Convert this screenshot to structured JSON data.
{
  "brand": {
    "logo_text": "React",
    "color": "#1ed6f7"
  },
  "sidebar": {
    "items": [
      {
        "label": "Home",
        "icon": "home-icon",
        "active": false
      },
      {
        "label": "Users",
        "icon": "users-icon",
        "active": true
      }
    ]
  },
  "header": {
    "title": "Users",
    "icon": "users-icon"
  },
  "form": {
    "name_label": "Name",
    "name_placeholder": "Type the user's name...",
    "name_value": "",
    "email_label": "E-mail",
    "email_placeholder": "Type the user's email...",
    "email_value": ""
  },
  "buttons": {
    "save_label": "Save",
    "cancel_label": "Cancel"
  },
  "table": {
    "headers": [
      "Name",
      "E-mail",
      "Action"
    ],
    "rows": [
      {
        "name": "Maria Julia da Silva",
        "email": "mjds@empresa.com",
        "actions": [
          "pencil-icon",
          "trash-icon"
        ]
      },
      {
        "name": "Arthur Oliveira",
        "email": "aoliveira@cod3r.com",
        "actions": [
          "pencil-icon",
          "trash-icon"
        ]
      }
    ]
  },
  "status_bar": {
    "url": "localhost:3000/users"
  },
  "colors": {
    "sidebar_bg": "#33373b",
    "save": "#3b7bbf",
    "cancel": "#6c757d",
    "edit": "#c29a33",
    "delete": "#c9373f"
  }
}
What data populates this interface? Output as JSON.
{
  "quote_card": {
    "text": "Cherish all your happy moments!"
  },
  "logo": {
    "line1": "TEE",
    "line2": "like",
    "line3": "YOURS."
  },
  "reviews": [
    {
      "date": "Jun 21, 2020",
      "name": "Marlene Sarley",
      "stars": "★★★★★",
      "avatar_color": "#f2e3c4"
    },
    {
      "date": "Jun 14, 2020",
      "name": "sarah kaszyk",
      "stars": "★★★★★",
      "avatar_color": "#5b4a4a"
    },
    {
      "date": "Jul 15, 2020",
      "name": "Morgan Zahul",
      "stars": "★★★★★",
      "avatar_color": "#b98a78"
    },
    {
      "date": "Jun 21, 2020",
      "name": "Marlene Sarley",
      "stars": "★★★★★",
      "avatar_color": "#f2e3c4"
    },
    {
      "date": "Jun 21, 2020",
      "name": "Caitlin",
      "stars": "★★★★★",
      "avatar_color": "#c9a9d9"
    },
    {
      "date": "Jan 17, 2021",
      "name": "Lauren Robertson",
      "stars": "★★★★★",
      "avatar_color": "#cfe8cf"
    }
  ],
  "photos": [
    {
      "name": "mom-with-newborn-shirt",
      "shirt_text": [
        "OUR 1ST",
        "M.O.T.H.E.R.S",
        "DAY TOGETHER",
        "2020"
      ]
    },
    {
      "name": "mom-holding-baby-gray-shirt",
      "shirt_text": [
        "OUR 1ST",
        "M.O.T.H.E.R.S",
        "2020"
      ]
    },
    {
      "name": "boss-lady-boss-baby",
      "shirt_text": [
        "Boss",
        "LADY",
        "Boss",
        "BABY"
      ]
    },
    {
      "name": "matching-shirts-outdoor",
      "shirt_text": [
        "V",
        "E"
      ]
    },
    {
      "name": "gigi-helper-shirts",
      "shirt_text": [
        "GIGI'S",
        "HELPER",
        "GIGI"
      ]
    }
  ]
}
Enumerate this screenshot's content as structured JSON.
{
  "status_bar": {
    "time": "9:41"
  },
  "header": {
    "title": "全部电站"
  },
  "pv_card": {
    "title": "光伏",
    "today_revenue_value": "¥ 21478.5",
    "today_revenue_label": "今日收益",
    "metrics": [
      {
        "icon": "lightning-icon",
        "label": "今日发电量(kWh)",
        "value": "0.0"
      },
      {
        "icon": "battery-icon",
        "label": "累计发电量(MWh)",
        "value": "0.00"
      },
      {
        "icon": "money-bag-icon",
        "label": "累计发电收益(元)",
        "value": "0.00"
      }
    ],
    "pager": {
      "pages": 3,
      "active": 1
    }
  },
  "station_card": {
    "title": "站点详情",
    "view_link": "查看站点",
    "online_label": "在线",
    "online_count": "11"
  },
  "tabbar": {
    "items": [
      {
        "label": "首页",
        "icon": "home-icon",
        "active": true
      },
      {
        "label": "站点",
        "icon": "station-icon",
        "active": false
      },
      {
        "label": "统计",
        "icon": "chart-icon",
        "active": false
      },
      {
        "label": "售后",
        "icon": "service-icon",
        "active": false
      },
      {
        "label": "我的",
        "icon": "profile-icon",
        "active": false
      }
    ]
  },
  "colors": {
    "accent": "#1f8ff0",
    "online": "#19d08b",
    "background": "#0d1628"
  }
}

§ §

SHORT PROBLEM: In the entries above, locate every line with the word "Type" and copy it.

SOLUTION TO THE EXERCISE:
    "name_placeholder": "Type the user's name...",
    "email_placeholder": "Type the user's email...",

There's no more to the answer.